| Request |
Using the listing below, copy every line that mentions "title".
──────
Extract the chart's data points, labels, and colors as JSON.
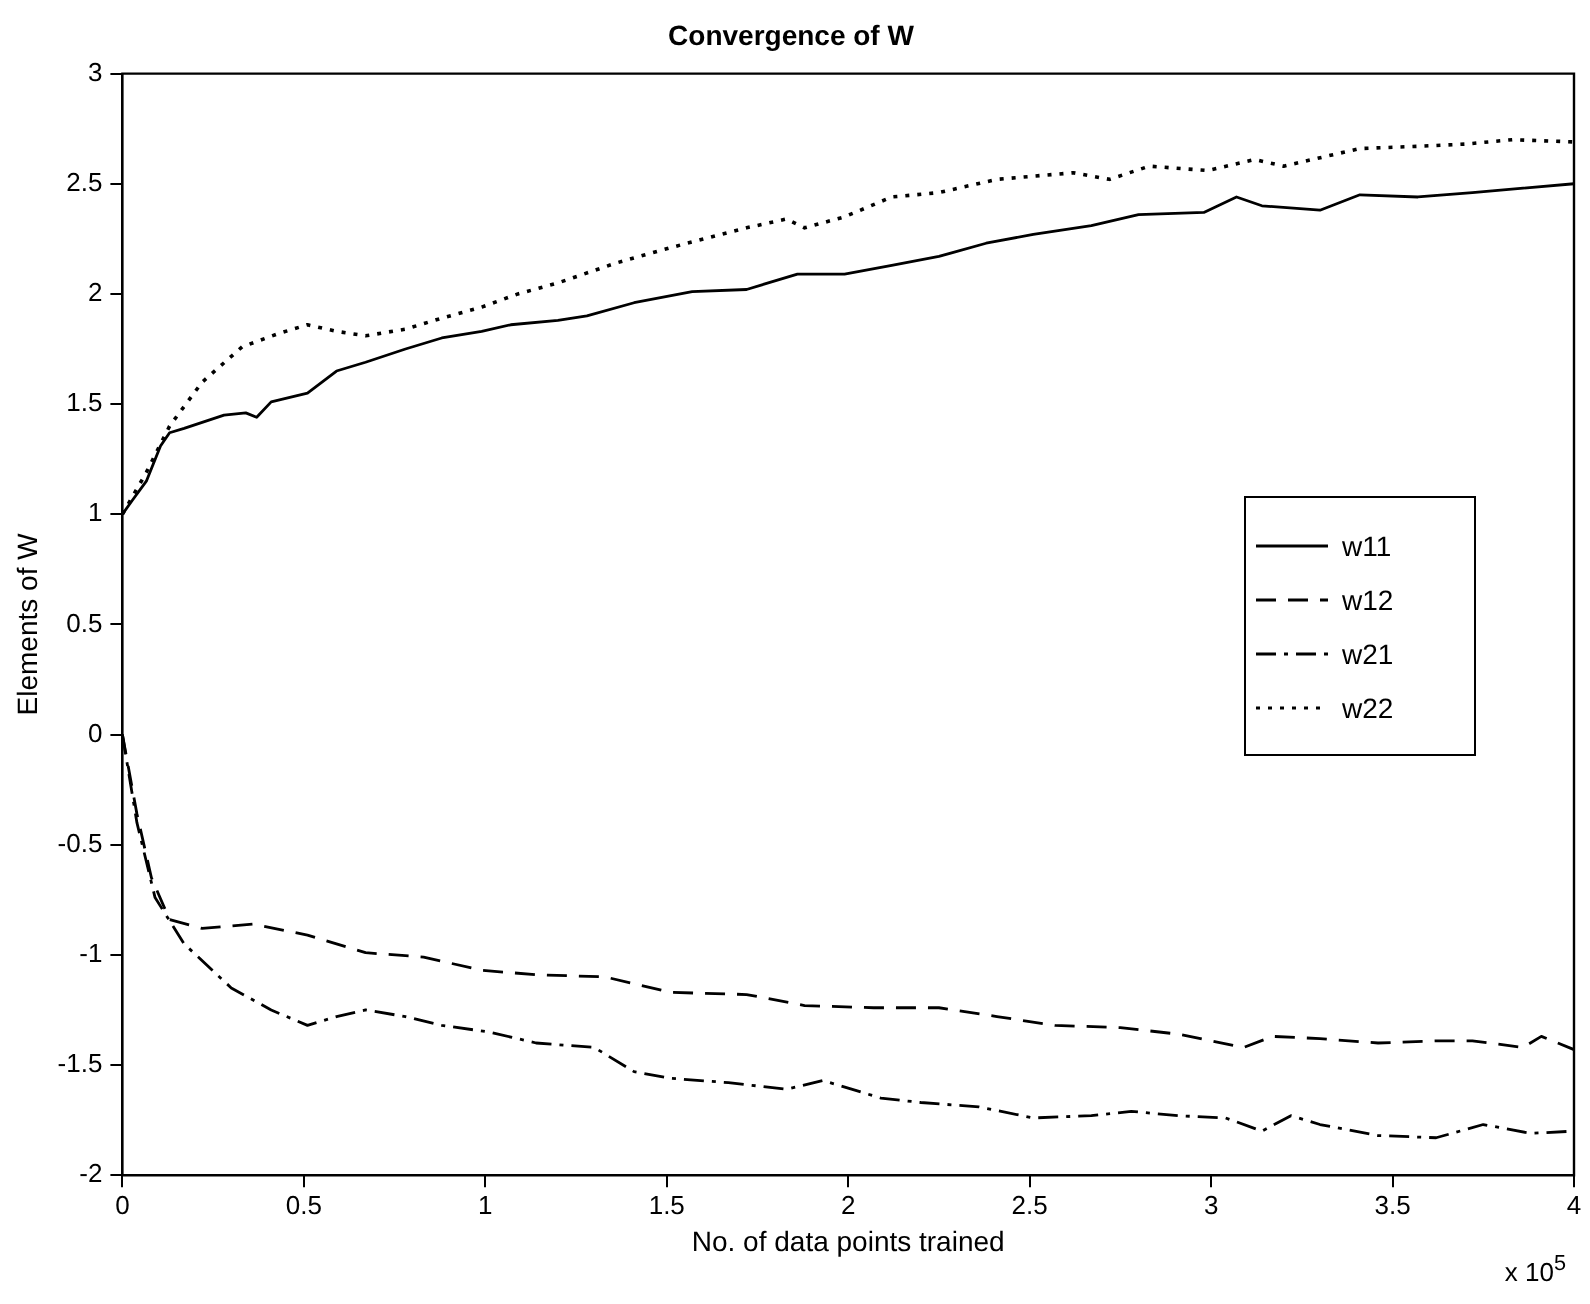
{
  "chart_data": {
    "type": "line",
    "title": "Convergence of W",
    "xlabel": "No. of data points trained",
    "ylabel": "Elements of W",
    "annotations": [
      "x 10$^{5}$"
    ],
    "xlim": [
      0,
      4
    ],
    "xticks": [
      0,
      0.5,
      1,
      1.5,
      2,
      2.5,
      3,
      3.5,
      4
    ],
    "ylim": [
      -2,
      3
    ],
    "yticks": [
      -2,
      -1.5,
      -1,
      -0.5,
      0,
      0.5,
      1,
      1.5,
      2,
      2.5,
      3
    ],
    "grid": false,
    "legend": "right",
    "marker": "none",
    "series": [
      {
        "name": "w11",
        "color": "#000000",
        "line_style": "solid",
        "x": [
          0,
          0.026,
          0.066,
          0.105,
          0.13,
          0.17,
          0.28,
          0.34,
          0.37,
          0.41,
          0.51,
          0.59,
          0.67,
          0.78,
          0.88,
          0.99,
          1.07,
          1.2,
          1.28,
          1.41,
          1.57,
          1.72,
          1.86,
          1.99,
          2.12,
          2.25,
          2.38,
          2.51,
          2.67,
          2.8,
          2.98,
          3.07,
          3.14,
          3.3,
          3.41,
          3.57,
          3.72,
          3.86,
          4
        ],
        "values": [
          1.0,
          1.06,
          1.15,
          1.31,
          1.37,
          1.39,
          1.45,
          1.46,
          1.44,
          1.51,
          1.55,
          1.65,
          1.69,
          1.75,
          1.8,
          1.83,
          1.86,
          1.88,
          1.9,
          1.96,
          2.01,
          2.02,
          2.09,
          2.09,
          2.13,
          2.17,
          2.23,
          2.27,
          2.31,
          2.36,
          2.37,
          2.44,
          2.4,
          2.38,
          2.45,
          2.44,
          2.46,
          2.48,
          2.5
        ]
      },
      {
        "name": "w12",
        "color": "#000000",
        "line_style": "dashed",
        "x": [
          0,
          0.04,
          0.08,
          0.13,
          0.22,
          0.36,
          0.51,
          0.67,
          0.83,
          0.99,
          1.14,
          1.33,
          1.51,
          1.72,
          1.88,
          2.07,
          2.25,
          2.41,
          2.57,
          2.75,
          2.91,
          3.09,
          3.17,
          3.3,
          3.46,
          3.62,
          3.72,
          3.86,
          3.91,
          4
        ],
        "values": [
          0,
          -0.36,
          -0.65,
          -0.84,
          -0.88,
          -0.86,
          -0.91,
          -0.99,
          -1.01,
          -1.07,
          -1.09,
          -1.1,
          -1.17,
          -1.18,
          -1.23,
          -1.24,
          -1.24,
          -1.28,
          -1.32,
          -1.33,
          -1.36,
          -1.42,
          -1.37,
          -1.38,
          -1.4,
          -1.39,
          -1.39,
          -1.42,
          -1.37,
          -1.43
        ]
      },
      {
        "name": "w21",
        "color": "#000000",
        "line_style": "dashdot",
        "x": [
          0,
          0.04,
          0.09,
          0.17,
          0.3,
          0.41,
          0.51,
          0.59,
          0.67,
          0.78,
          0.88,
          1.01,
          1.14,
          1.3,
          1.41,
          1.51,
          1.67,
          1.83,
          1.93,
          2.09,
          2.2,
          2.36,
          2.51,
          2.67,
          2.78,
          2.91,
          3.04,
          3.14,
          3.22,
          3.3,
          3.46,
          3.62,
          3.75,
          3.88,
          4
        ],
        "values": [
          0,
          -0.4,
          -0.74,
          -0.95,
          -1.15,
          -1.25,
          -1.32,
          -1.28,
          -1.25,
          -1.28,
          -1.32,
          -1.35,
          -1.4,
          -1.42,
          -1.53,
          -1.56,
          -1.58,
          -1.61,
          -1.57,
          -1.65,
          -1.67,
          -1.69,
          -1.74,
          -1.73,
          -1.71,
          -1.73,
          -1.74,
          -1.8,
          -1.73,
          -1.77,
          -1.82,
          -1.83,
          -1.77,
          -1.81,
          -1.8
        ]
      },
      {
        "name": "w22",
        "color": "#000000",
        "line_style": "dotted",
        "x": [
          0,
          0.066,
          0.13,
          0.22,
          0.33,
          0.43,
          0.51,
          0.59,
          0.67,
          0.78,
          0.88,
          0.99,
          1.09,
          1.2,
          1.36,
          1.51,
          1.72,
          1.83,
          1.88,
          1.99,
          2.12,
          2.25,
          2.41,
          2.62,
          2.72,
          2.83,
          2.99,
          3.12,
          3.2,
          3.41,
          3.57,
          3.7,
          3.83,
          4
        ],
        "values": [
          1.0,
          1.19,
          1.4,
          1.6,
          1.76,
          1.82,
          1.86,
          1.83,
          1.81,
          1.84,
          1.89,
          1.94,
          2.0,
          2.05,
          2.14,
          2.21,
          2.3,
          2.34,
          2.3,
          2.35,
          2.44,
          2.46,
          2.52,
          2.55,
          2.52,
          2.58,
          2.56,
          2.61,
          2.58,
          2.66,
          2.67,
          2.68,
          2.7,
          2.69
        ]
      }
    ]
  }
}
──────
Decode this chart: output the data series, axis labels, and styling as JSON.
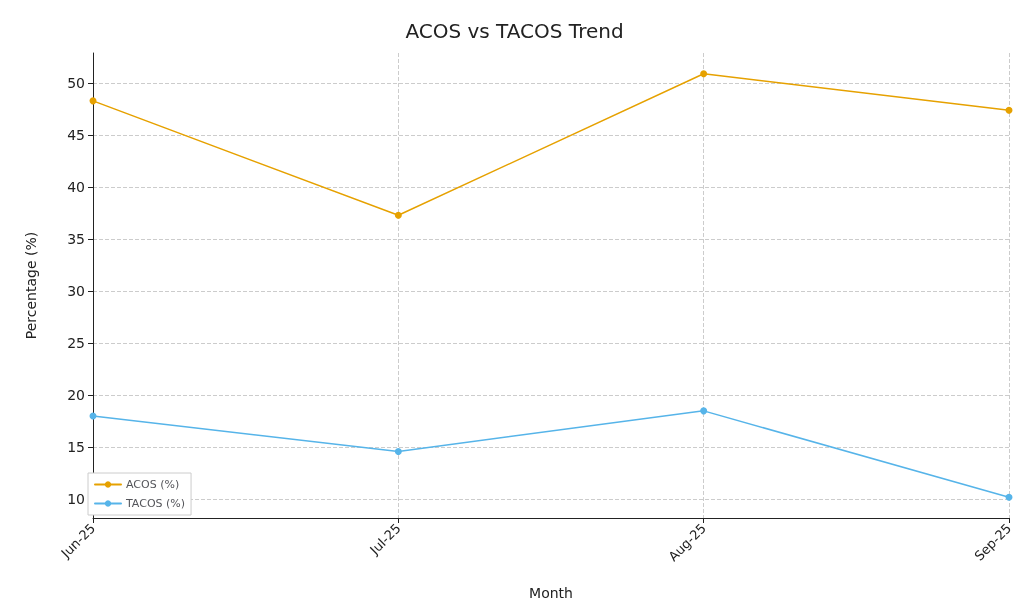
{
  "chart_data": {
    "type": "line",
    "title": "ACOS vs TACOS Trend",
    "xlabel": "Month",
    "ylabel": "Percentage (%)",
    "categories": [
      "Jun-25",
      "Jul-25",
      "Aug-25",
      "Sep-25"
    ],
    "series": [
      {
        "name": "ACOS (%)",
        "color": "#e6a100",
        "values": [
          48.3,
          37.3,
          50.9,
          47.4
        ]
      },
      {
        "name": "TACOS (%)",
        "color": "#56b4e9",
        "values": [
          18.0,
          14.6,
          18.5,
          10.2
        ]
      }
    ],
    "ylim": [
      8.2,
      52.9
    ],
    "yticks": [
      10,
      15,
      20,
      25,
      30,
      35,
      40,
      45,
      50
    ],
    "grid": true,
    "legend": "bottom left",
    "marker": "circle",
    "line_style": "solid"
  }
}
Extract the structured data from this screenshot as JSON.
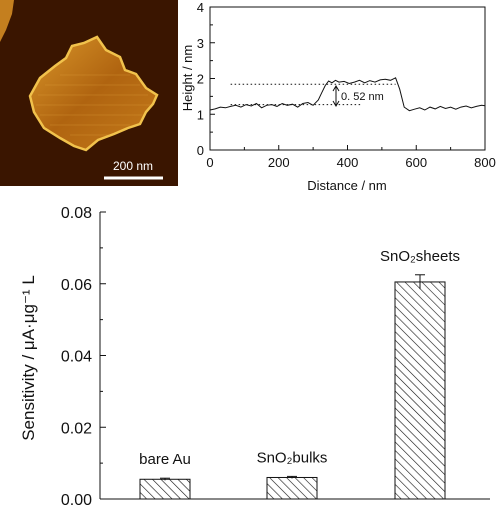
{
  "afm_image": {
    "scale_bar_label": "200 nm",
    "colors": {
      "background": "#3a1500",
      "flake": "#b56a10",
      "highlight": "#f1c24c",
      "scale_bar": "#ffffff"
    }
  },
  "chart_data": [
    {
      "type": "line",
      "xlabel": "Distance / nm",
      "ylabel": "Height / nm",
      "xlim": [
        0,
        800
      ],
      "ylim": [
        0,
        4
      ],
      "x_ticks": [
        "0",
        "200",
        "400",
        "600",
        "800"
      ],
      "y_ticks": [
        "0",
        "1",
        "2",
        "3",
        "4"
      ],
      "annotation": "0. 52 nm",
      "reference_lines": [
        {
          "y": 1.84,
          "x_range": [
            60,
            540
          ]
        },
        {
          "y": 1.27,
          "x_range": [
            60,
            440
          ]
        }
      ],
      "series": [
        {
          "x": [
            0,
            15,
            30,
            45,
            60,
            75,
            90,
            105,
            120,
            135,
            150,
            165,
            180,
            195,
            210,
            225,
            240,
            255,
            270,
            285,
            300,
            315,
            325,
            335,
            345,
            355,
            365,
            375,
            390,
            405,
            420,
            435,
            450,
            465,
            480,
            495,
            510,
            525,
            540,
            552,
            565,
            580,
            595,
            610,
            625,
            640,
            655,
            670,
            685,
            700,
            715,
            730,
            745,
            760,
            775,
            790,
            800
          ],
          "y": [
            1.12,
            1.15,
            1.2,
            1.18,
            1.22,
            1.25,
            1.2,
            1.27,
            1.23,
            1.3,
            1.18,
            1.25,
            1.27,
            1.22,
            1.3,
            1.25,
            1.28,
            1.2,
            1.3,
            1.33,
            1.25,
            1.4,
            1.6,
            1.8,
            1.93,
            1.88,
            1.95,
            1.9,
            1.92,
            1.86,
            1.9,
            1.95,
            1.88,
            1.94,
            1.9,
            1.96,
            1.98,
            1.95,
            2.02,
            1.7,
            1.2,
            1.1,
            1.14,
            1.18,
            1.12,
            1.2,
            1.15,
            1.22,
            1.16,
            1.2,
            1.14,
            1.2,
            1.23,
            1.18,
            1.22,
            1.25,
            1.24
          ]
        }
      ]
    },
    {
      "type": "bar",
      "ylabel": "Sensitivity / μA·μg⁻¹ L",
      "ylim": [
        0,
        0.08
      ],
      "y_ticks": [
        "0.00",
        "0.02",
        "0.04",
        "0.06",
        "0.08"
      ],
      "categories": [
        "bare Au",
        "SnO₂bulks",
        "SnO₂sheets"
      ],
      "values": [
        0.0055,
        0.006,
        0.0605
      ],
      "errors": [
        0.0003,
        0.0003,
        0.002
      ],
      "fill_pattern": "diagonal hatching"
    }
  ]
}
──────
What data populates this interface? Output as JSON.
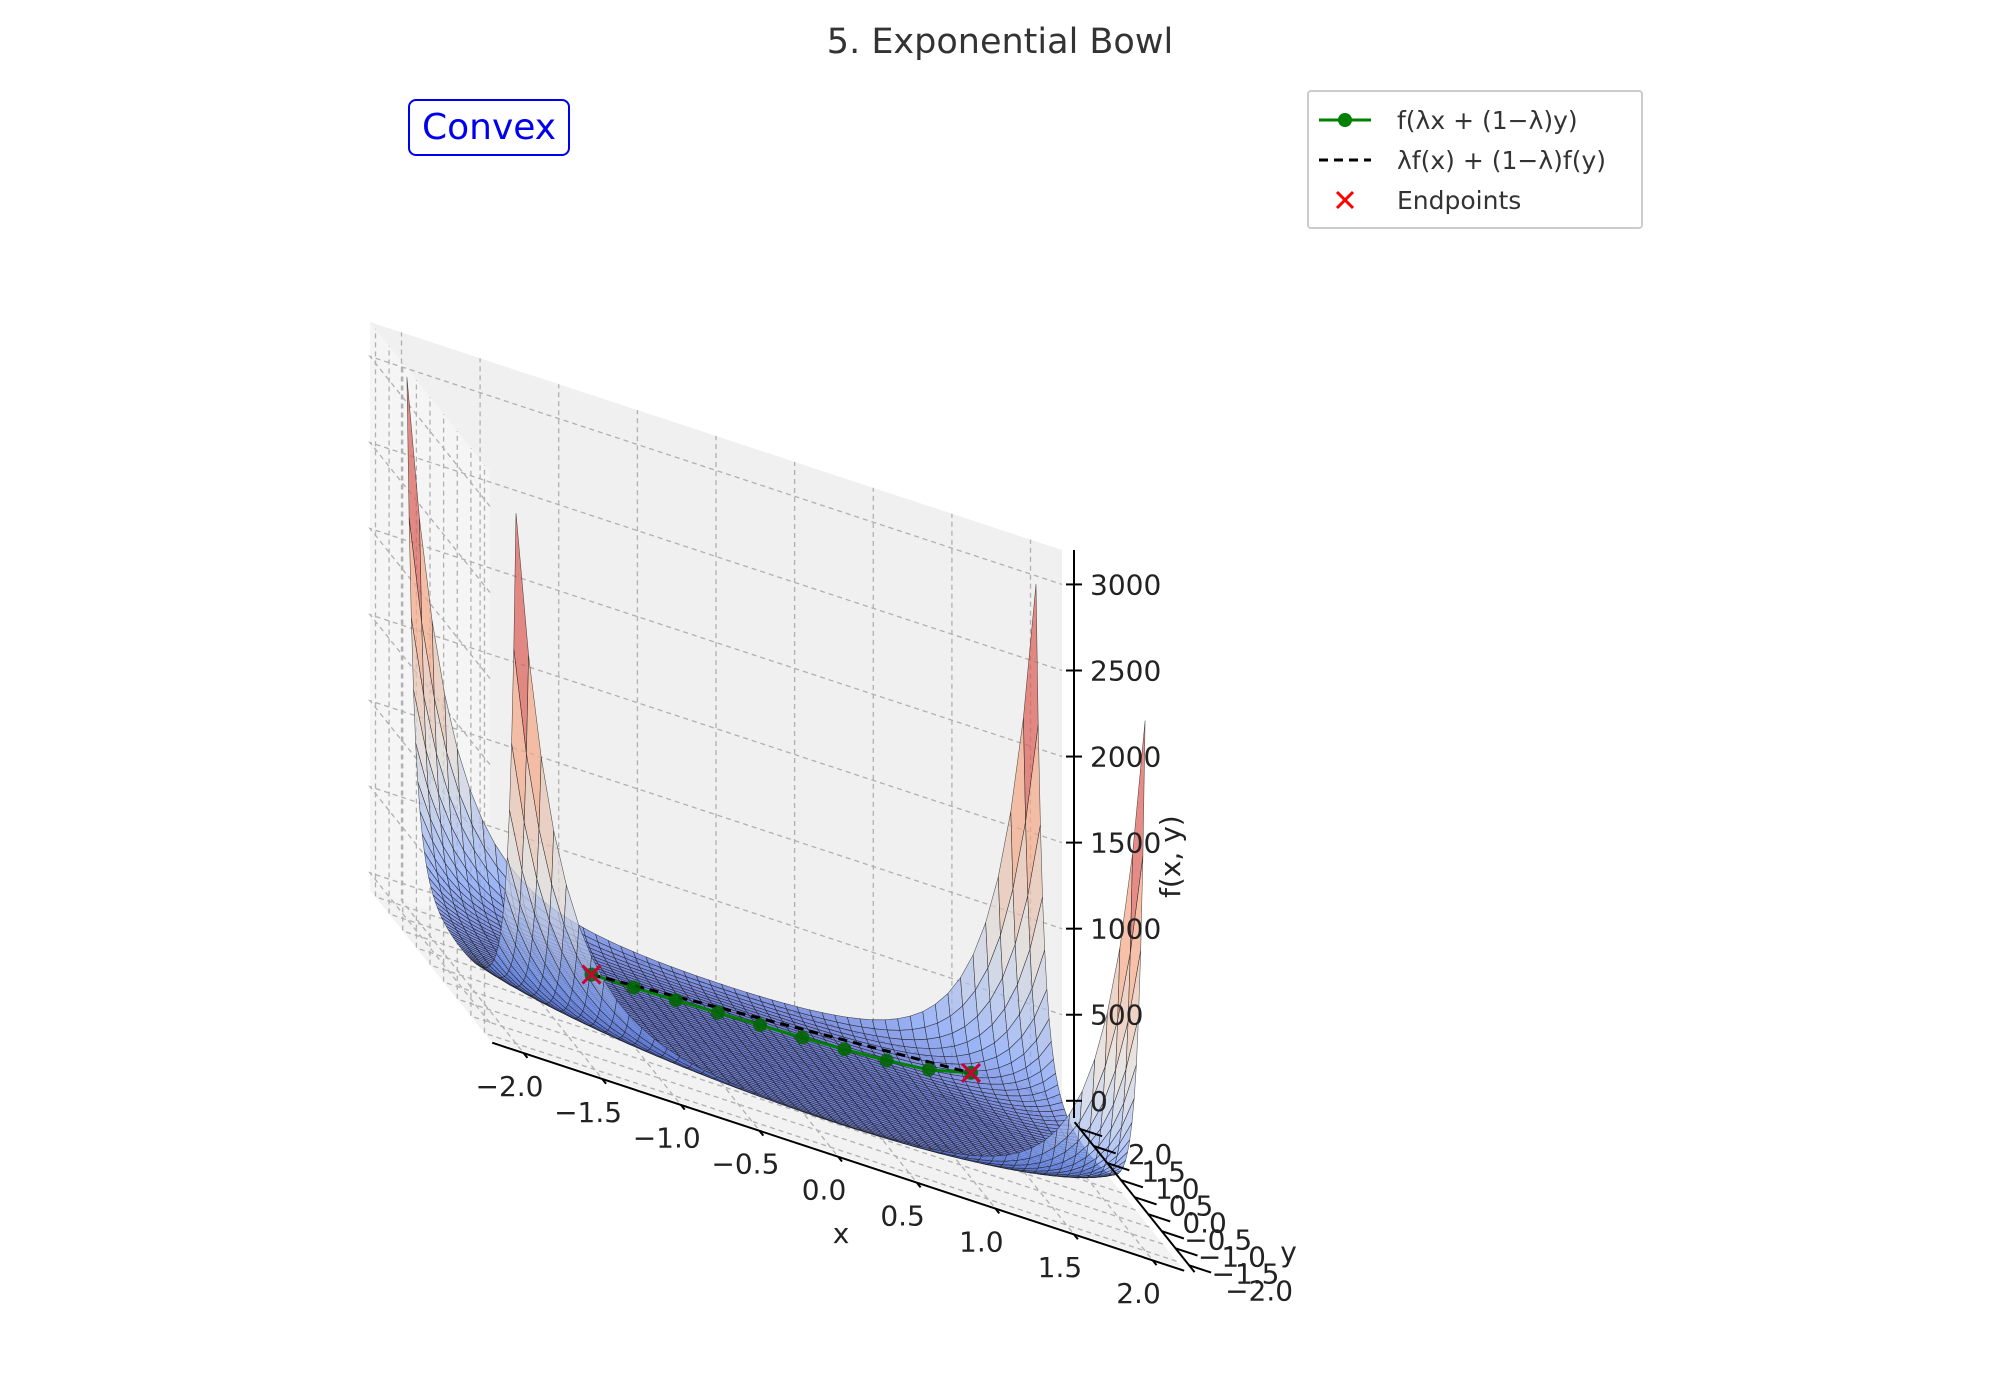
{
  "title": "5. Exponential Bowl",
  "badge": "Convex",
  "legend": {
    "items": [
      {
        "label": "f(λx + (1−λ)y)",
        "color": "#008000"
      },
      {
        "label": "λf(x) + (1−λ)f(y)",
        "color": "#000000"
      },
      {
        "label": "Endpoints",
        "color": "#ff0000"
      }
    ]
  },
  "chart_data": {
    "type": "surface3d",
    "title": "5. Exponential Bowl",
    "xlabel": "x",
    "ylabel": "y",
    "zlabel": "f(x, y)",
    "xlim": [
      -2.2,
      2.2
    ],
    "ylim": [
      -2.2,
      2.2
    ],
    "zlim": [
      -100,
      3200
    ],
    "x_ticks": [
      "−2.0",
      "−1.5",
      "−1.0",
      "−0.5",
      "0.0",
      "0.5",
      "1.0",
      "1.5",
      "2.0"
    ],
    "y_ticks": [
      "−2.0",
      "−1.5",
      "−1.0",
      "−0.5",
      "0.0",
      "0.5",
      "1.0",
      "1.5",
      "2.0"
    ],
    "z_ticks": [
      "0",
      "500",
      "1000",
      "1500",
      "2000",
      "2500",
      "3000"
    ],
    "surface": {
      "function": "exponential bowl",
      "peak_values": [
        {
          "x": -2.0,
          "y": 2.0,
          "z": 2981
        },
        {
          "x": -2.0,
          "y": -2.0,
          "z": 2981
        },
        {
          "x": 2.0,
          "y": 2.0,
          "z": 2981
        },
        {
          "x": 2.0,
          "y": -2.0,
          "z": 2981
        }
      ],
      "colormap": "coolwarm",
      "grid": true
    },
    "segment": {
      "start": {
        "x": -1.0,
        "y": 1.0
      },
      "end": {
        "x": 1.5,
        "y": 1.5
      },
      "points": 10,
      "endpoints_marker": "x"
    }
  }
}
──────
| Completed exercise |
    "title": "Convergence of W",
    "title": "ACOS vs TACOS Trend",
  "title": "5. Exponential Bowl",
    "title": "5. Exponential Bowl",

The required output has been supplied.